**TASK DATA**

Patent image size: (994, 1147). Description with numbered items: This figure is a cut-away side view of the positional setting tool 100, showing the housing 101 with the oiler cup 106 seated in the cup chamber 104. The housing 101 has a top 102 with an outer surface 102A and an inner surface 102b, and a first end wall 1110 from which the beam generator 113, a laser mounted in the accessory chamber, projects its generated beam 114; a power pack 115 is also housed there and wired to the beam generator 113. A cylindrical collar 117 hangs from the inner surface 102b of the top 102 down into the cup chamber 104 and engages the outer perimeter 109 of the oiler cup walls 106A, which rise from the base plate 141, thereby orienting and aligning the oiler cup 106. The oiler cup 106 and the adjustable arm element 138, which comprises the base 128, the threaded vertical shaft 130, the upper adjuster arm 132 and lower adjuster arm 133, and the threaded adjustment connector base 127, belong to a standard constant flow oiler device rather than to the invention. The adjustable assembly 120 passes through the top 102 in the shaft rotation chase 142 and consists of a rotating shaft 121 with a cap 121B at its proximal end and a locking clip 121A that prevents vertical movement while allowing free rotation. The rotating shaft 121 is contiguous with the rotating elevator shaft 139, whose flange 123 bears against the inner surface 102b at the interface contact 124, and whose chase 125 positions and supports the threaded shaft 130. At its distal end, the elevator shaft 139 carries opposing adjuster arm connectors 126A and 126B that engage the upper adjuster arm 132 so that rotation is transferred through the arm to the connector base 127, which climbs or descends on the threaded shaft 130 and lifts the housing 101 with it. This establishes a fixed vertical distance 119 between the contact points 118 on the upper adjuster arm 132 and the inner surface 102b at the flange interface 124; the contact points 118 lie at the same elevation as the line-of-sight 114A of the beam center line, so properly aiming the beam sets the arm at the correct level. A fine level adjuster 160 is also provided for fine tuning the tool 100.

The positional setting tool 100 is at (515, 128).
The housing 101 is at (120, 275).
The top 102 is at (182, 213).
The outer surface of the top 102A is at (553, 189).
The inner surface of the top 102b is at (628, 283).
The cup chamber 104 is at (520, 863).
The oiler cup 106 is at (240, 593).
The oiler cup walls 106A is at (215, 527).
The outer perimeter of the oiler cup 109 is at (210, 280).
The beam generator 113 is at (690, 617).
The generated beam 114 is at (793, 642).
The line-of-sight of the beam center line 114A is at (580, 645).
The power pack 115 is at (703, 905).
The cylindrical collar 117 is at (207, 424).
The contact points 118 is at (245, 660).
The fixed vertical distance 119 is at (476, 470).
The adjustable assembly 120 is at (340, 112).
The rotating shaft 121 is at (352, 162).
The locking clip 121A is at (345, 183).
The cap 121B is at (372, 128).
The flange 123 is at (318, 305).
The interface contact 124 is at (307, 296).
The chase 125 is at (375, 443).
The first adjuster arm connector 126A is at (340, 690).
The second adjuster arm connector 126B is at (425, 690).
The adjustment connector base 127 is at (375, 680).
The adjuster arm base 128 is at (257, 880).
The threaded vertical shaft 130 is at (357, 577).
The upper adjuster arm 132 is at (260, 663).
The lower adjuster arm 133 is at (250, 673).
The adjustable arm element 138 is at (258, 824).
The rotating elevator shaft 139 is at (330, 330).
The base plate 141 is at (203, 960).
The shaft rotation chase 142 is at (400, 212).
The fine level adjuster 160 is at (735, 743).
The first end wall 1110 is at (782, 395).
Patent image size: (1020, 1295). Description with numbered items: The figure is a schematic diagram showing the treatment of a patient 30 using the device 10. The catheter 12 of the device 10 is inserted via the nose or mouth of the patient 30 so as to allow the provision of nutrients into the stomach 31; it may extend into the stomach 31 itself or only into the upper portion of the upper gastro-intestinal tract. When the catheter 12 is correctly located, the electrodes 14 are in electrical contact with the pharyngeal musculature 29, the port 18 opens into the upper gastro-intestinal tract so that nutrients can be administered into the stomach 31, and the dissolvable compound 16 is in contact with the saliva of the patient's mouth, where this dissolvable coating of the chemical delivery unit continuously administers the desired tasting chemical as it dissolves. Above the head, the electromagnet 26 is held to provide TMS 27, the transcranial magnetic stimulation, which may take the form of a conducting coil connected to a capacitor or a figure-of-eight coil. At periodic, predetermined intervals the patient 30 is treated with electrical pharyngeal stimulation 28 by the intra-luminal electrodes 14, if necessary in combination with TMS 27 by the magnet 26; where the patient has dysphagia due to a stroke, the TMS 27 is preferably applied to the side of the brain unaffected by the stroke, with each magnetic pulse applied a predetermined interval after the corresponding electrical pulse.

**REQUIREMENT**
In the listing, swap "cut-away" for "sectional" throughout the lines running from its start through the line containing "The housing 101 is at (120, 275).", and leave everything else as it stands. Reproduce only those lines.

**FULL SOLUTION**
Patent image size: (994, 1147). Description with numbered items: This figure is a sectional side view of the positional setting tool 100, showing the housing 101 with the oiler cup 106 seated in the cup chamber 104. The housing 101 has a top 102 with an outer surface 102A and an inner surface 102b, and a first end wall 1110 from which the beam generator 113, a laser mounted in the accessory chamber, projects its generated beam 114; a power pack 115 is also housed there and wired to the beam generator 113. A cylindrical collar 117 hangs from the inner surface 102b of the top 102 down into the cup chamber 104 and engages the outer perimeter 109 of the oiler cup walls 106A, which rise from the base plate 141, thereby orienting and aligning the oiler cup 106. The oiler cup 106 and the adjustable arm element 138, which comprises the base 128, the threaded vertical shaft 130, the upper adjuster arm 132 and lower adjuster arm 133, and the threaded adjustment connector base 127, belong to a standard constant flow oiler device rather than to the invention. The adjustable assembly 120 passes through the top 102 in the shaft rotation chase 142 and consists of a rotating shaft 121 with a cap 121B at its proximal end and a locking clip 121A that prevents vertical movement while allowing free rotation. The rotating shaft 121 is contiguous with the rotating elevator shaft 139, whose flange 123 bears against the inner surface 102b at the interface contact 124, and whose chase 125 positions and supports the threaded shaft 130. At its distal end, the elevator shaft 139 carries opposing adjuster arm connectors 126A and 126B that engage the upper adjuster arm 132 so that rotation is transferred through the arm to the connector base 127, which climbs or descends on the threaded shaft 130 and lifts the housing 101 with it. This establishes a fixed vertical distance 119 between the contact points 118 on the upper adjuster arm 132 and the inner surface 102b at the flange interface 124; the contact points 118 lie at the same elevation as the line-of-sight 114A of the beam center line, so properly aiming the beam sets the arm at the correct level. A fine level adjuster 160 is also provided for fine tuning the tool 100.

The positional setting tool 100 is at (515, 128).
The housing 101 is at (120, 275).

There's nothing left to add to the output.